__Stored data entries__
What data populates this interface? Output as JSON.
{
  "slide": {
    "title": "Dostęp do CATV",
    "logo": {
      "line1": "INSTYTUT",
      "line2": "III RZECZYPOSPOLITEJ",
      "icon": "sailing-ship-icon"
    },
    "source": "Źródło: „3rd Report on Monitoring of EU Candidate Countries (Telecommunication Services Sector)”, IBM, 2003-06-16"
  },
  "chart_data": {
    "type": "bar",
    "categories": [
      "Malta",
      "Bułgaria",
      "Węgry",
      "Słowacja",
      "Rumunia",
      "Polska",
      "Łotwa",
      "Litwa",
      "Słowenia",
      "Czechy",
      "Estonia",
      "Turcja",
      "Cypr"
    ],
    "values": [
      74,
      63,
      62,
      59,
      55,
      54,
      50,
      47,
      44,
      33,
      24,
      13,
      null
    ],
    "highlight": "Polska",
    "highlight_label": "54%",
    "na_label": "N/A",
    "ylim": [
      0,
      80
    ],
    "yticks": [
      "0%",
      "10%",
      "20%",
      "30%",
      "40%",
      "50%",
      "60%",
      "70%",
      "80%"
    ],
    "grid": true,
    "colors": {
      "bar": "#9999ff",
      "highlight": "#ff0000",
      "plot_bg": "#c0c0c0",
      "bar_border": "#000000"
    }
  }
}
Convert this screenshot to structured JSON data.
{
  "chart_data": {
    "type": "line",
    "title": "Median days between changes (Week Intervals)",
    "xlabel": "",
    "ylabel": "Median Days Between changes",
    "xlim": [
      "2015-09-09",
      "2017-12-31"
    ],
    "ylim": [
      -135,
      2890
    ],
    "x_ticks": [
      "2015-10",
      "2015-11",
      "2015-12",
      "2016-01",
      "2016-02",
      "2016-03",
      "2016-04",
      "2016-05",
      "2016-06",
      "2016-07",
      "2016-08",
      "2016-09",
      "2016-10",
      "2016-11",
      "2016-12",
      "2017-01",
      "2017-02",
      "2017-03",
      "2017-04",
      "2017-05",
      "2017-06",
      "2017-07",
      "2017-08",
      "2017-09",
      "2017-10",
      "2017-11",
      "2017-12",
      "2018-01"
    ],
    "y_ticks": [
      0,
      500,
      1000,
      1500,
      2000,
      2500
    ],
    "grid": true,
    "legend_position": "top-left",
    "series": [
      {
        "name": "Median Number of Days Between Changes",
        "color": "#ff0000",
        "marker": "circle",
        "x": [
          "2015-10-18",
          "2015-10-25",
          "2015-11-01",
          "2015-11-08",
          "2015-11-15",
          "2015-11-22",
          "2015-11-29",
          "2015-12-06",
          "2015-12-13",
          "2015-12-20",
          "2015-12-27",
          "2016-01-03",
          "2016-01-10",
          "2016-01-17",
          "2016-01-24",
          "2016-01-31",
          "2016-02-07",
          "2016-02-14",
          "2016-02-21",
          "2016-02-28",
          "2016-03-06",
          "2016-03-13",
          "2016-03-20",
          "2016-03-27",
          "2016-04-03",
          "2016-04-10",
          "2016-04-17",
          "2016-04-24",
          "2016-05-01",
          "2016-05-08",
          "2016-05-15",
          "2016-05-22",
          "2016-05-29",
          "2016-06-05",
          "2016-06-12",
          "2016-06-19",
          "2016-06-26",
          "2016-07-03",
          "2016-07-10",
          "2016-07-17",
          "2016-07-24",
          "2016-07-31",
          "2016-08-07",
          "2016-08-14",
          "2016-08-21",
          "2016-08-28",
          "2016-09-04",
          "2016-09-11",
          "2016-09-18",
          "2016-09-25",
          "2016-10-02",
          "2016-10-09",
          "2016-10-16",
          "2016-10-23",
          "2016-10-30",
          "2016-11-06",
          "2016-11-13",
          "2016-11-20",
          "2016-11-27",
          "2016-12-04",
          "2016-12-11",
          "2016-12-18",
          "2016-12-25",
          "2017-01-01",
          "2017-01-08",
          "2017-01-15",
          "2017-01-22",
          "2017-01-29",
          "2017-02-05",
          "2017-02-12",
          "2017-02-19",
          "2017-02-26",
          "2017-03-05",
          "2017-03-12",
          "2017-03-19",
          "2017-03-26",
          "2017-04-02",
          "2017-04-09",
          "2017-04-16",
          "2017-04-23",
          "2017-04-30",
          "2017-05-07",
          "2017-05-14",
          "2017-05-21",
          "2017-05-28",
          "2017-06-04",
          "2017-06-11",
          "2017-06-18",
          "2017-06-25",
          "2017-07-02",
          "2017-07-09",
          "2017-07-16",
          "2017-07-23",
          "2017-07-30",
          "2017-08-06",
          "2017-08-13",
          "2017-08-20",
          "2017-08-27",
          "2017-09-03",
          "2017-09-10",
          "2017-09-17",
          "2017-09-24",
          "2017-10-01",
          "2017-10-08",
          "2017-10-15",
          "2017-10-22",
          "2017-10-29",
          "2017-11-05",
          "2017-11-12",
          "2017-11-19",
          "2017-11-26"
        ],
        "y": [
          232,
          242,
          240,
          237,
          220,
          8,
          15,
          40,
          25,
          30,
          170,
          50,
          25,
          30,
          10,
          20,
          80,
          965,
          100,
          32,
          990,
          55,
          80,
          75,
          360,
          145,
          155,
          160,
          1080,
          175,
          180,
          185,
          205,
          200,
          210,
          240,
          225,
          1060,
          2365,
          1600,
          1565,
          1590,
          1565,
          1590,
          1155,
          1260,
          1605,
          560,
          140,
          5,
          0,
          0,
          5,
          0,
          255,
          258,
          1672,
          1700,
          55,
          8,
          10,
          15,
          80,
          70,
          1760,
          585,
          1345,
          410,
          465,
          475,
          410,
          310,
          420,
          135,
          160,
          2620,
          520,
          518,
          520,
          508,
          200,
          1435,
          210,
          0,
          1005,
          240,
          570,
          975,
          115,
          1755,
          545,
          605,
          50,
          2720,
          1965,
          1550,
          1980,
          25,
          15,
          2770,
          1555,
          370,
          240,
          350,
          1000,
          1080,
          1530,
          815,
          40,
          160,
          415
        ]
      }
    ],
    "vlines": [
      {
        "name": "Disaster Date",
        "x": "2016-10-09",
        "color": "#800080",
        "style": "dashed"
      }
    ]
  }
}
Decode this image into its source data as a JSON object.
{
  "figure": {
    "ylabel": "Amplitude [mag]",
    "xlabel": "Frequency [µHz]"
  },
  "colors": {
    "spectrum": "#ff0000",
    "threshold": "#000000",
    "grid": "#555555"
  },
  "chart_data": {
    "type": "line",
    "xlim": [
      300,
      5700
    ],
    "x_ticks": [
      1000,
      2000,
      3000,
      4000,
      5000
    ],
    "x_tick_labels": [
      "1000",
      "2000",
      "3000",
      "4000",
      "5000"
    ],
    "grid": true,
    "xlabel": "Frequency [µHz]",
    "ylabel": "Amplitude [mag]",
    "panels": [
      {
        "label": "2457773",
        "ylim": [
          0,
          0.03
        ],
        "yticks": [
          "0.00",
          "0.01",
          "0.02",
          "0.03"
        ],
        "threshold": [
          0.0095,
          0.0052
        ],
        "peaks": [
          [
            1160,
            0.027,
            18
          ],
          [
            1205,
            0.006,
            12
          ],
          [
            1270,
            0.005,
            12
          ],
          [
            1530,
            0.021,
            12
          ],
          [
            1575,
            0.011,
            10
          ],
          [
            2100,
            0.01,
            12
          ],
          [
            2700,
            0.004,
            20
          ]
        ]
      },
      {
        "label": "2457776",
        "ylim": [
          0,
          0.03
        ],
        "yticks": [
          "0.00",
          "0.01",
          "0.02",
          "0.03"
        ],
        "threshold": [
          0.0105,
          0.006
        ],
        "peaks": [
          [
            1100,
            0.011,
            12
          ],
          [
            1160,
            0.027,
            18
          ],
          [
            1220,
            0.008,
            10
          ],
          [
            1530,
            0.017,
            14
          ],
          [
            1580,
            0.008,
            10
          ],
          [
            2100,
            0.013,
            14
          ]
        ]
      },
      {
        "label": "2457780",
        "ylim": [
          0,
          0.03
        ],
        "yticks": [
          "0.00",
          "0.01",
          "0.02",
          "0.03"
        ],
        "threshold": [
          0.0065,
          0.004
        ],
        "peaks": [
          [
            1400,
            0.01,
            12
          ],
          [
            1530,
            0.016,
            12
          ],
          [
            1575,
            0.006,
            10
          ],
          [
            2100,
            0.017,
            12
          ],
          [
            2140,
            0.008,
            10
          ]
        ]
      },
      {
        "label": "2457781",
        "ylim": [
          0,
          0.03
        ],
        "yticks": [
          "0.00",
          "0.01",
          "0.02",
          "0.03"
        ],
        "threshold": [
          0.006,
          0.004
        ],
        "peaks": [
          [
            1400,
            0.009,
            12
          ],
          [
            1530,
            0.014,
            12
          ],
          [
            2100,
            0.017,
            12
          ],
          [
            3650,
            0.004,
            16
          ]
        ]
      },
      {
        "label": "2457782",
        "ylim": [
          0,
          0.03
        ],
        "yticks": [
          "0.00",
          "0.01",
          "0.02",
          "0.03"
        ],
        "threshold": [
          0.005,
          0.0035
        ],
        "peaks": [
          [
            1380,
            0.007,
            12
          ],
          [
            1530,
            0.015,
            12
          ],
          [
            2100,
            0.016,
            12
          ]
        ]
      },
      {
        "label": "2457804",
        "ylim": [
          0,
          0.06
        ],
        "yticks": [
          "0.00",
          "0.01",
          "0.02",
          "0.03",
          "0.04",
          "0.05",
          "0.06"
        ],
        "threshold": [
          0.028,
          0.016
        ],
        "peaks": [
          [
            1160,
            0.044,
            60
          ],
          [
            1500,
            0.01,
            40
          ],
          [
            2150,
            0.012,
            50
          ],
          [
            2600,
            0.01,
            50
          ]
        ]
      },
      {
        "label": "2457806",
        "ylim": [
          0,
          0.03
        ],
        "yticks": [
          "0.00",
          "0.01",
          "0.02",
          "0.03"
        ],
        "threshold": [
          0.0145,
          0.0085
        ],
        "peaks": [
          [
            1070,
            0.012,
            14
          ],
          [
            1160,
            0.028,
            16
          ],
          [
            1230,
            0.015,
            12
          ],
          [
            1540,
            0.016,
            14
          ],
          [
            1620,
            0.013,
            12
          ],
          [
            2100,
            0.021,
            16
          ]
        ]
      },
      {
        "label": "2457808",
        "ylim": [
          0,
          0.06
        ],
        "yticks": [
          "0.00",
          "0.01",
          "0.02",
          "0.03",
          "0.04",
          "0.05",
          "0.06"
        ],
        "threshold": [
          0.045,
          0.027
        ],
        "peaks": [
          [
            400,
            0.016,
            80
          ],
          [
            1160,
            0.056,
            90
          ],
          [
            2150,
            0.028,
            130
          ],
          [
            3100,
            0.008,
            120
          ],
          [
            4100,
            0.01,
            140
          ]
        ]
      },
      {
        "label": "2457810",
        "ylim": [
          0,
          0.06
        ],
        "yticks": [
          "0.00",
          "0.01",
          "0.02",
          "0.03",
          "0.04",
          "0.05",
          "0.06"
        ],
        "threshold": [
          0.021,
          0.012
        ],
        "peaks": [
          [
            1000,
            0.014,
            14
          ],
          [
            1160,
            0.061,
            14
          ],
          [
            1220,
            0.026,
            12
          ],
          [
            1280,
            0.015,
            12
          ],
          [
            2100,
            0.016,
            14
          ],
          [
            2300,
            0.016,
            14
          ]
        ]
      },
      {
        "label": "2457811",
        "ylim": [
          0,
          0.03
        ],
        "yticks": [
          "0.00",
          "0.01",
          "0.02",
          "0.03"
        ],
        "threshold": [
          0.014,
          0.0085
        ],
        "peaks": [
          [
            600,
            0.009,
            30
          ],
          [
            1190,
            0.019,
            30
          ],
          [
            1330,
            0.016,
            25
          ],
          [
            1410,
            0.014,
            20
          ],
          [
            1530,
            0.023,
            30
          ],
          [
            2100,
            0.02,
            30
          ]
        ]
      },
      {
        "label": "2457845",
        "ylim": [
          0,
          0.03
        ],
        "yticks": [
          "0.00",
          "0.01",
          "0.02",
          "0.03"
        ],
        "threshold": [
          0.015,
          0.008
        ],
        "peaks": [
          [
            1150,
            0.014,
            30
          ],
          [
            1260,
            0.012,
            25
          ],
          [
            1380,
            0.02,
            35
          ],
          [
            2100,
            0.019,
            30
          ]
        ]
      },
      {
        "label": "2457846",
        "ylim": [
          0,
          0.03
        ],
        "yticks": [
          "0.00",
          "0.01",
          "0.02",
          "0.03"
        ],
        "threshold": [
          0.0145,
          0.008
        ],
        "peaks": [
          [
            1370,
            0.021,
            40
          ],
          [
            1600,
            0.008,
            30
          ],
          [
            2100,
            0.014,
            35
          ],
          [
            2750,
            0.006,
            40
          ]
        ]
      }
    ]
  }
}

__WHAT YOU ARE ASKED TO DO__
Look through the entries above for the word "source". Copy every line where it shows up.

__EXERCISE SOLUTION__
    "source": "Źródło: „3rd Report on Monitoring of EU Candidate Countries (Telecommunication Services Sector)”, IBM, 2003-06-16"
Decode this image into its source data as a JSON object.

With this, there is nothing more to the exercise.